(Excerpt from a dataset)
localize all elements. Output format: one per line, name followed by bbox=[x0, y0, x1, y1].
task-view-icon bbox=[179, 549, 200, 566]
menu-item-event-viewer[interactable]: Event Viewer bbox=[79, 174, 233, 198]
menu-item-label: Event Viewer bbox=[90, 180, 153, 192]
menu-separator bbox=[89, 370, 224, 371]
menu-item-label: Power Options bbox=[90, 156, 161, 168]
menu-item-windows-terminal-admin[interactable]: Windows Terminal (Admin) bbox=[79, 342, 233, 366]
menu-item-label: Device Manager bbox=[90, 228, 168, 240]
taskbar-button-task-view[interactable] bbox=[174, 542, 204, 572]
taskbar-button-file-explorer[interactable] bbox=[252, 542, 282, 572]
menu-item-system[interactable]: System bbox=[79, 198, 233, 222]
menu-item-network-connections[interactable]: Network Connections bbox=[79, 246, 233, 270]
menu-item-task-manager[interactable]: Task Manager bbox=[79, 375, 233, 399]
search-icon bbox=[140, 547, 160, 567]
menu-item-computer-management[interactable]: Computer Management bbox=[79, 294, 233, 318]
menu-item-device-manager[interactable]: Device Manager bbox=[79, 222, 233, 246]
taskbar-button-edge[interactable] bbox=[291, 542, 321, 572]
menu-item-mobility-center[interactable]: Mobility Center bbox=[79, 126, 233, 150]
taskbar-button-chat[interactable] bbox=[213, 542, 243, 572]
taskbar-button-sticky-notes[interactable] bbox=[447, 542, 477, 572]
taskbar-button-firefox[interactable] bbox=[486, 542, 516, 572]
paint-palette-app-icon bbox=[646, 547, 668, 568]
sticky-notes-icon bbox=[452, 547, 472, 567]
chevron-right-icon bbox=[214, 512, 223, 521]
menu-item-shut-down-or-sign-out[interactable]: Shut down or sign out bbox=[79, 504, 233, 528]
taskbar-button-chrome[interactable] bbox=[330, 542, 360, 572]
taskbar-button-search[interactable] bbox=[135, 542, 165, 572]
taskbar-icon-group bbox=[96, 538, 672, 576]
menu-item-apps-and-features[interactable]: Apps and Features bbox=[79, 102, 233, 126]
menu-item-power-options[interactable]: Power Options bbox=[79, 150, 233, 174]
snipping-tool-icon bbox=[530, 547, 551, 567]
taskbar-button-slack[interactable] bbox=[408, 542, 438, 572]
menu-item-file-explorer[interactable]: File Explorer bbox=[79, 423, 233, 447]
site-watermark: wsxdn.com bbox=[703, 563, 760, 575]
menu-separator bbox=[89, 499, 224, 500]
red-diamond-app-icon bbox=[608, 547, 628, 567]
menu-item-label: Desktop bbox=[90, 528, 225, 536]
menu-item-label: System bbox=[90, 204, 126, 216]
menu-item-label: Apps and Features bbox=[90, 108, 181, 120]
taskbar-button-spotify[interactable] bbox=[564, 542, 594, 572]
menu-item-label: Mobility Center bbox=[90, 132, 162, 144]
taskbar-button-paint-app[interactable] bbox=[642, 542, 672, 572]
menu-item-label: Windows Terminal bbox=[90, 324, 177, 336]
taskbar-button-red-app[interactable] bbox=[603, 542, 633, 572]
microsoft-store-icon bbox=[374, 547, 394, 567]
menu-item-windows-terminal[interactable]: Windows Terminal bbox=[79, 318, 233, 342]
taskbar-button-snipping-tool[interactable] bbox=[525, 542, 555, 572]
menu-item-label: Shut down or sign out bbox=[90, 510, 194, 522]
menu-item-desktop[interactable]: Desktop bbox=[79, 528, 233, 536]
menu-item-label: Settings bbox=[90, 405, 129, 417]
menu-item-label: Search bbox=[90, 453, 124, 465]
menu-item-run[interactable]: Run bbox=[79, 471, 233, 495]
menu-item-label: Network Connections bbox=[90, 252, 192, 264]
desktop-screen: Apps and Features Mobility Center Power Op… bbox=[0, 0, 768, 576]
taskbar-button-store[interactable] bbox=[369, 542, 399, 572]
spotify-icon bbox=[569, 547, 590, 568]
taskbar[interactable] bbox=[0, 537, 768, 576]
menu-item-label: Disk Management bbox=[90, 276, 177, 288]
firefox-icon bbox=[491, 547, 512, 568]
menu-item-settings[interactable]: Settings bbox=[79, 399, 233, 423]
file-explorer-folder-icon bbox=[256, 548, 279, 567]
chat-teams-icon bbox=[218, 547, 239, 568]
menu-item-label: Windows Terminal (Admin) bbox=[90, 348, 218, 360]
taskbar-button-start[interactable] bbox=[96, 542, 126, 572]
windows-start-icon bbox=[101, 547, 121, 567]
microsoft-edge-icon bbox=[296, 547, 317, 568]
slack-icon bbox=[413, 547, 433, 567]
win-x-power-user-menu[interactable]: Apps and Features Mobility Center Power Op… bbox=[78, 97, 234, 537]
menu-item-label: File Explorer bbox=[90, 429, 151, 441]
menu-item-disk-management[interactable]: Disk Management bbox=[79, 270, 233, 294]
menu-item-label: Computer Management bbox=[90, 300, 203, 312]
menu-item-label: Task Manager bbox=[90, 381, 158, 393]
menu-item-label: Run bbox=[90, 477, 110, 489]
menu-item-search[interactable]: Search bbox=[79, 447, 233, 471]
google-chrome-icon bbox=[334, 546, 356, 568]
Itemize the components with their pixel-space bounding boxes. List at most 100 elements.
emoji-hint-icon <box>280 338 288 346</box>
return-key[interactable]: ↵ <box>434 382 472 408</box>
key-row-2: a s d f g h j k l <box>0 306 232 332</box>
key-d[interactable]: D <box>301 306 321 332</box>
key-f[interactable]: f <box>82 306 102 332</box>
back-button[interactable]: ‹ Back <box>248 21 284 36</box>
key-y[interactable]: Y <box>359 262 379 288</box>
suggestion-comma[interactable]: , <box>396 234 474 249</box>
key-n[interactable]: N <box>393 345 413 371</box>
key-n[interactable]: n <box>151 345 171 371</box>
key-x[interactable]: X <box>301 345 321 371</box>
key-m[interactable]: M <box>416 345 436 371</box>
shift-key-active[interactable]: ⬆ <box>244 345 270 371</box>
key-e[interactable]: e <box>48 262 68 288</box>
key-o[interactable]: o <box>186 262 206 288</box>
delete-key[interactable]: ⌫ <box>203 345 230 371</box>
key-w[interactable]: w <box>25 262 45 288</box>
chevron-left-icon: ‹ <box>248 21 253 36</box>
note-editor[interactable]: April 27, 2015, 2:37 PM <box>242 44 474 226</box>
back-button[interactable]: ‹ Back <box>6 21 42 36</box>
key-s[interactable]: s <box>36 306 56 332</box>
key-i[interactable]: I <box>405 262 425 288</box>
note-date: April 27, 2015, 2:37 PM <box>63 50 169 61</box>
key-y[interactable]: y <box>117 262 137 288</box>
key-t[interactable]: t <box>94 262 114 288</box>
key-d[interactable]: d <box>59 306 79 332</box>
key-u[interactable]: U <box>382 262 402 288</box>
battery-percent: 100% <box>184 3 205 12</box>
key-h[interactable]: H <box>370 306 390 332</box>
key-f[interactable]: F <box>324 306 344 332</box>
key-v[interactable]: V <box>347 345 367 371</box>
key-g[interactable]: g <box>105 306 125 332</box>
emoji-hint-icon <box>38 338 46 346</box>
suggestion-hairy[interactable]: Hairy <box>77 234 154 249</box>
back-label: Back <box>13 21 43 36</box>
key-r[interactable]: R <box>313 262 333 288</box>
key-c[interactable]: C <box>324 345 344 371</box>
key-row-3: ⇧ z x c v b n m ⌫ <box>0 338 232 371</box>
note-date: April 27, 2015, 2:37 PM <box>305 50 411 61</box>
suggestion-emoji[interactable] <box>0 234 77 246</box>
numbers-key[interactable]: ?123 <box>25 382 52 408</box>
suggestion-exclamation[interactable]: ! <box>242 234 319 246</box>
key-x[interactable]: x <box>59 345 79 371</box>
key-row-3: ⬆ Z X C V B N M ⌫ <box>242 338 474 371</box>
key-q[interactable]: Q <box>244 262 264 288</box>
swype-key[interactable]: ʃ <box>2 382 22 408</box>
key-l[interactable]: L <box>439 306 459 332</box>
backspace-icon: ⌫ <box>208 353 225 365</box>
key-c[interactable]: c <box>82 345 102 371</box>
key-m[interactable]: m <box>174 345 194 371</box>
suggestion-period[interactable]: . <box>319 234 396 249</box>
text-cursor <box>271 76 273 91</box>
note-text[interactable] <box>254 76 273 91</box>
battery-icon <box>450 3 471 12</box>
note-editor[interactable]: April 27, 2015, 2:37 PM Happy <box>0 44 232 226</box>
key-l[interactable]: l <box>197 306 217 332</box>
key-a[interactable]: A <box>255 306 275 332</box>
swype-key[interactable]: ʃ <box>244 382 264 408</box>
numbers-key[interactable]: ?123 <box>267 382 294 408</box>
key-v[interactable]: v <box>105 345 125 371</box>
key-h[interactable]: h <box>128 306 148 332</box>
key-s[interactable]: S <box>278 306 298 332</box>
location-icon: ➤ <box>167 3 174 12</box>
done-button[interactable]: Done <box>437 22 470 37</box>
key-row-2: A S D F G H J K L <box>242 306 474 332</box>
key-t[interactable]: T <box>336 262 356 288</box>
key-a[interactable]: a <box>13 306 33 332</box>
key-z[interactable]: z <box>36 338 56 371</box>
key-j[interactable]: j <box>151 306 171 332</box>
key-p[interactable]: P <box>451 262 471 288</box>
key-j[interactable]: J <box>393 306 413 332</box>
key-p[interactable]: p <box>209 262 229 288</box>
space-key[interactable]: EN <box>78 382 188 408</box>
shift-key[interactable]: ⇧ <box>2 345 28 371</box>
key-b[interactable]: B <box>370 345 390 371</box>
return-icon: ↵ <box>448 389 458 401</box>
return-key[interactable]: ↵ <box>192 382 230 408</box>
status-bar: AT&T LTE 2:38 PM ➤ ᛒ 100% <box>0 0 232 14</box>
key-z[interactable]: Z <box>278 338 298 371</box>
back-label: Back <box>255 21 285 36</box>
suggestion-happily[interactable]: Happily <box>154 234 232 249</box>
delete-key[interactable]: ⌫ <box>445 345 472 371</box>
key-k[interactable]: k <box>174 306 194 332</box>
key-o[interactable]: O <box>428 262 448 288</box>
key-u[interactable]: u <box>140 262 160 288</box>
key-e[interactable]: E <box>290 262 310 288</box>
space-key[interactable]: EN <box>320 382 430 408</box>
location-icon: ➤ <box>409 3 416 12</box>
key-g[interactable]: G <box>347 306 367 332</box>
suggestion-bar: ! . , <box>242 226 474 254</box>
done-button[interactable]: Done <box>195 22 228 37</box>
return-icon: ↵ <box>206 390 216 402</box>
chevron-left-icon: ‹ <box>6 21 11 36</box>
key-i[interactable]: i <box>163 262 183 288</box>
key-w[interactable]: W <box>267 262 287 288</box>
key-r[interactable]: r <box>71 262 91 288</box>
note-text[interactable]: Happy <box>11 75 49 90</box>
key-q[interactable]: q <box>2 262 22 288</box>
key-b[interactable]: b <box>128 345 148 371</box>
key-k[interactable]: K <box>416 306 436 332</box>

Given request
Return the lines of the records verbatim, beginning with the first line and stopping after the line that contains "taskbar-button-edge[interactable] bbox=[291, 542, 321, 572]". Include both of these end lines.

Answer to this problem
localize all elements. Output format: one per line, name followed by bbox=[x0, y0, x1, y1].
task-view-icon bbox=[179, 549, 200, 566]
menu-item-event-viewer[interactable]: Event Viewer bbox=[79, 174, 233, 198]
menu-item-label: Event Viewer bbox=[90, 180, 153, 192]
menu-separator bbox=[89, 370, 224, 371]
menu-item-label: Power Options bbox=[90, 156, 161, 168]
menu-item-windows-terminal-admin[interactable]: Windows Terminal (Admin) bbox=[79, 342, 233, 366]
menu-item-label: Device Manager bbox=[90, 228, 168, 240]
taskbar-button-task-view[interactable] bbox=[174, 542, 204, 572]
taskbar-button-file-explorer[interactable] bbox=[252, 542, 282, 572]
menu-item-system[interactable]: System bbox=[79, 198, 233, 222]
menu-item-network-connections[interactable]: Network Connections bbox=[79, 246, 233, 270]
menu-item-task-manager[interactable]: Task Manager bbox=[79, 375, 233, 399]
search-icon bbox=[140, 547, 160, 567]
menu-item-computer-management[interactable]: Computer Management bbox=[79, 294, 233, 318]
menu-item-device-manager[interactable]: Device Manager bbox=[79, 222, 233, 246]
taskbar-button-edge[interactable] bbox=[291, 542, 321, 572]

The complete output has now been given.